**THE TASK**:
Identify the lines that include the word "main", then copy all of them.

# Start of ENTRIES

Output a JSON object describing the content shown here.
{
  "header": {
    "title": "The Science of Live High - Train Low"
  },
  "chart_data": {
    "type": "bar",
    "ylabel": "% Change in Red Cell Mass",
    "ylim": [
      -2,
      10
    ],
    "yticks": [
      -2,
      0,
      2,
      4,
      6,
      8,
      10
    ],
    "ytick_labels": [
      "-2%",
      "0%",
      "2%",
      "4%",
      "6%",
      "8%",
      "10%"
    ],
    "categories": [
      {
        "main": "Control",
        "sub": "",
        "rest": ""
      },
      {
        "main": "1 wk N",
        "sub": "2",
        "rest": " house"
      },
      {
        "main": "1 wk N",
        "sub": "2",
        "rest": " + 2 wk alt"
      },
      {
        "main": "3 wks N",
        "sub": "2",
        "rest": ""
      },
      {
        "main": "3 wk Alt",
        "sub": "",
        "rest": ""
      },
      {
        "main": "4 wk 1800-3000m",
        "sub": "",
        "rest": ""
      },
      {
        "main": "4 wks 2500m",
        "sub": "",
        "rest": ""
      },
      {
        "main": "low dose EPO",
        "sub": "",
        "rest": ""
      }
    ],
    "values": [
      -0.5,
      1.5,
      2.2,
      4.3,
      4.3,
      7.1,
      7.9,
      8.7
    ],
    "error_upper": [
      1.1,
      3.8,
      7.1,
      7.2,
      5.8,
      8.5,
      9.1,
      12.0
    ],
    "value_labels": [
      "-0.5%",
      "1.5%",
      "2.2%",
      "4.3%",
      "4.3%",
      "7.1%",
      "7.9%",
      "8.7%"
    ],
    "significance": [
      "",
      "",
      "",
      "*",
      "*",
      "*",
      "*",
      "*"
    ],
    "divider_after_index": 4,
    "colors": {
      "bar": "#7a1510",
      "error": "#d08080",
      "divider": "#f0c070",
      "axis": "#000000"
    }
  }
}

# End of ENTRIES

**SOLUTION TO THE EXERCISE**:
        "main": "Control",
        "main": "1 wk N",
        "main": "1 wk N",
        "main": "3 wks N",
        "main": "3 wk Alt",
        "main": "4 wk 1800-3000m",
        "main": "4 wks 2500m",
        "main": "low dose EPO",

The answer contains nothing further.